> _DATA SECTION_:
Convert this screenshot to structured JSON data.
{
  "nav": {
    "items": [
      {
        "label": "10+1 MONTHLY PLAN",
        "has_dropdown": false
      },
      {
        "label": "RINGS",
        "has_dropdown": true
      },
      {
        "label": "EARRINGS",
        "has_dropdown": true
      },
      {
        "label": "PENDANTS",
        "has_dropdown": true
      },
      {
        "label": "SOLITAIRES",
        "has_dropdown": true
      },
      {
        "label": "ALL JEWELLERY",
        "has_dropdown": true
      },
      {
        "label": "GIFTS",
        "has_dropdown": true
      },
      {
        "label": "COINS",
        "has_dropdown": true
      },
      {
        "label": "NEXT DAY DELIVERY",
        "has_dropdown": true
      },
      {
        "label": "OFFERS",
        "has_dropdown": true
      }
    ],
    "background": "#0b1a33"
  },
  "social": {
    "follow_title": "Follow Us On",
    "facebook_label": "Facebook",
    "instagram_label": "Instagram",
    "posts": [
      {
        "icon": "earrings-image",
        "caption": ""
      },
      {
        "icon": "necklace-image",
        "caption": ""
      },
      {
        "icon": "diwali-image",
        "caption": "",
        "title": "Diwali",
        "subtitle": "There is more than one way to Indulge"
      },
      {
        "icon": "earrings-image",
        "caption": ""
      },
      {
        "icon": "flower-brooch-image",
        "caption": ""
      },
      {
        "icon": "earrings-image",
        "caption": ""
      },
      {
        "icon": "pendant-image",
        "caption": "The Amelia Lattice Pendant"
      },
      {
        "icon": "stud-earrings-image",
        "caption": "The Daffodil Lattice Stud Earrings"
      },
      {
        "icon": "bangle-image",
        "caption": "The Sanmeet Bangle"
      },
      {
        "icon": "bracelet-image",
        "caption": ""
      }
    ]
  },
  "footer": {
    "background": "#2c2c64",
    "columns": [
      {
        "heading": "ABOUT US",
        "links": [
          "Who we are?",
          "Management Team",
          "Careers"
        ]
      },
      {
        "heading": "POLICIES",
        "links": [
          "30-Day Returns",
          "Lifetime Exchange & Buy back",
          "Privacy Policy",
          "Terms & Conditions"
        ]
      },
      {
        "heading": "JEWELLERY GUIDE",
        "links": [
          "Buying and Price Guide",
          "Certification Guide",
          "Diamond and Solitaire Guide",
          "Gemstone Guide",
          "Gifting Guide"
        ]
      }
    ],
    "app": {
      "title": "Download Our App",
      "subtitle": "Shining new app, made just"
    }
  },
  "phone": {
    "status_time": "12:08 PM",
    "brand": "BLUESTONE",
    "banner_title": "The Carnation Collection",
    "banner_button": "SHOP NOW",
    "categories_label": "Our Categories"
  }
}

> _REQUIREMENTS_:
Identify and copy the lines holding the word "Lattice".

> _COMPLETE OUTPUT_:
        "caption": "The Amelia Lattice Pendant"
        "caption": "The Daffodil Lattice Stud Earrings"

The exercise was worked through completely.